**Stated goal**.
State the number of lines that contain the word "time", and add nothing else.

------

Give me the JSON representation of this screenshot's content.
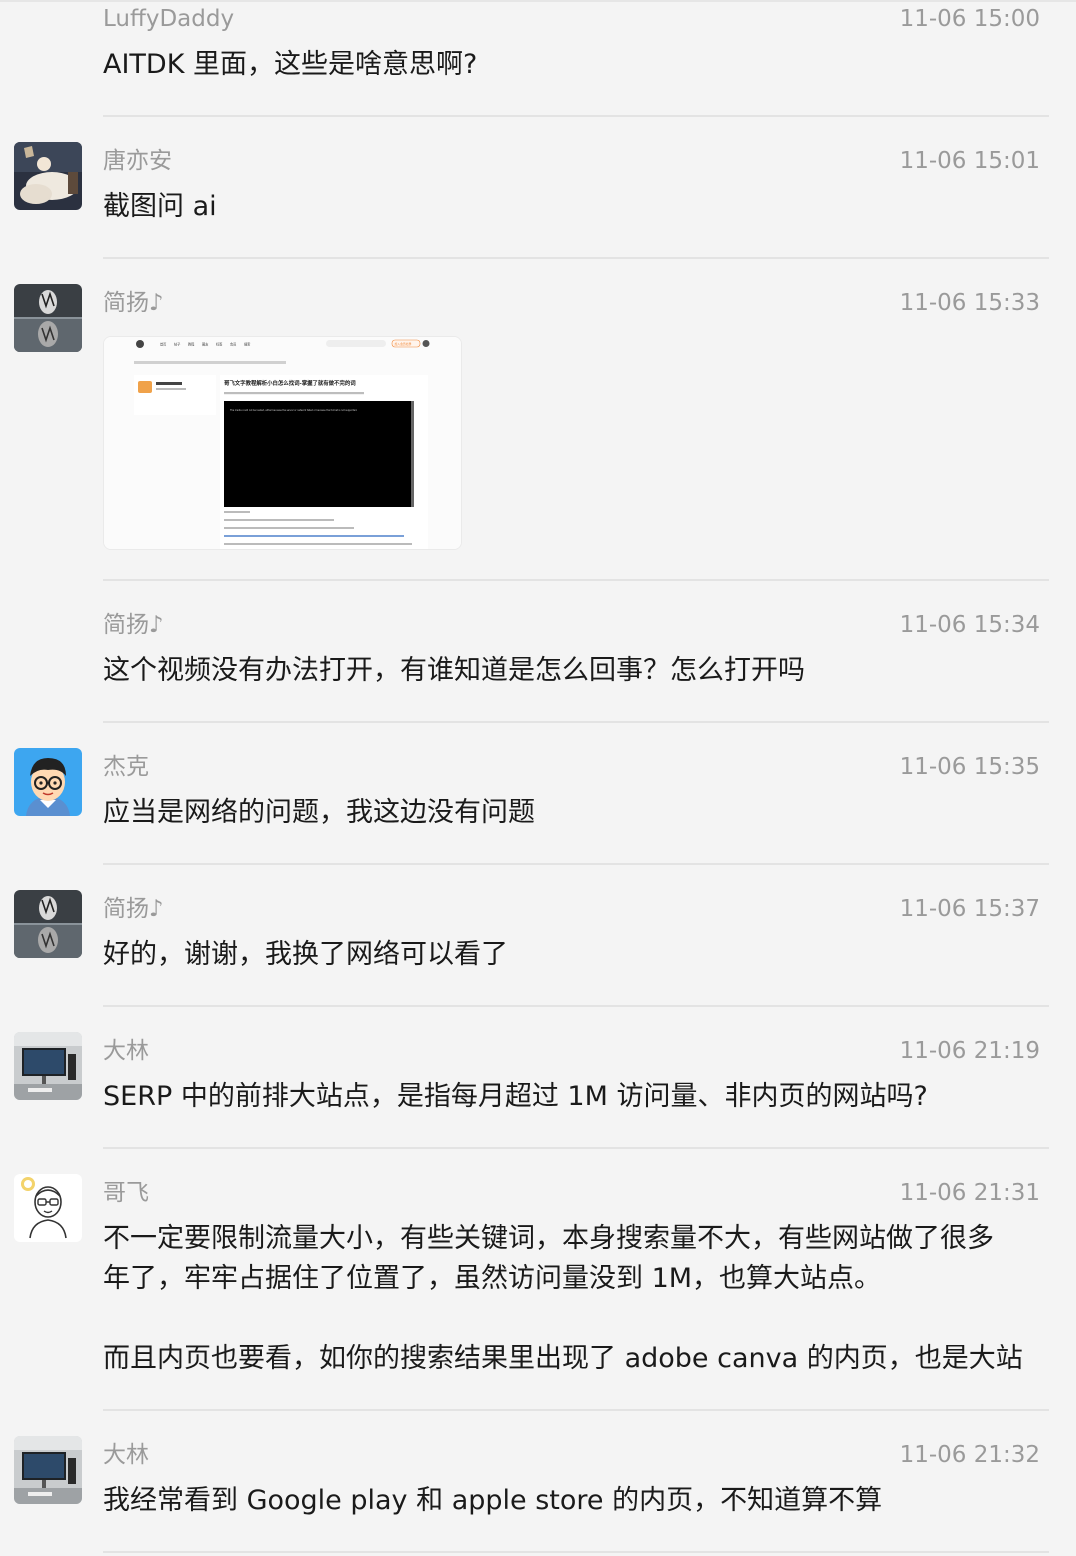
{
  "messages": [
    {
      "name": "LuffyDaddy",
      "time": "11-06 15:00",
      "text": [
        "AITDK 里面，这些是啥意思啊?"
      ]
    },
    {
      "name": "唐亦安",
      "time": "11-06 15:01",
      "text": [
        "截图问 ai"
      ]
    },
    {
      "name": "简扬♪",
      "time": "11-06 15:33",
      "image": {
        "site_title": "哥飞文字教程解析小白怎么找词-掌握了就有做不完的词",
        "nav_items": [
          "首页",
          "帖子",
          "教程",
          "圈友",
          "标签",
          "会员",
          "搜索"
        ],
        "cta_label": "加入会员社群",
        "video_message": "The media could not be loaded, either because the server or network failed or because the format is not supported."
      }
    },
    {
      "name": "简扬♪",
      "time": "11-06 15:34",
      "text": [
        "这个视频没有办法打开，有谁知道是怎么回事？怎么打开吗"
      ]
    },
    {
      "name": "杰克",
      "time": "11-06 15:35",
      "text": [
        "应当是网络的问题，我这边没有问题"
      ]
    },
    {
      "name": "简扬♪",
      "time": "11-06 15:37",
      "text": [
        "好的，谢谢，我换了网络可以看了"
      ]
    },
    {
      "name": "大林",
      "time": "11-06 21:19",
      "text": [
        "SERP 中的前排大站点，是指每月超过 1M 访问量、非内页的网站吗?"
      ]
    },
    {
      "name": "哥飞",
      "time": "11-06 21:31",
      "text": [
        "不一定要限制流量大小，有些关键词，本身搜索量不大，有些网站做了很多",
        "年了，牢牢占据住了位置了，虽然访问量没到 1M，也算大站点。",
        "",
        "而且内页也要看，如你的搜索结果里出现了 adobe canva 的内页，也是大站"
      ]
    },
    {
      "name": "大林",
      "time": "11-06 21:32",
      "text": [
        "我经常看到 Google play 和 apple store 的内页，不知道算不算"
      ]
    }
  ],
  "avatars": [
    "none",
    "person-on-couch",
    "tiger-reflection",
    "none",
    "cartoon-boy-glasses",
    "tiger-reflection",
    "desk-monitor",
    "doodle-man-glasses",
    "desk-monitor"
  ],
  "colors": {
    "background": "#f4f4f4",
    "meta_text": "#9a9a9a",
    "body_text": "#1a1a1a",
    "divider": "#e3e3e3"
  }
}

------

**Response to this exercise**.
9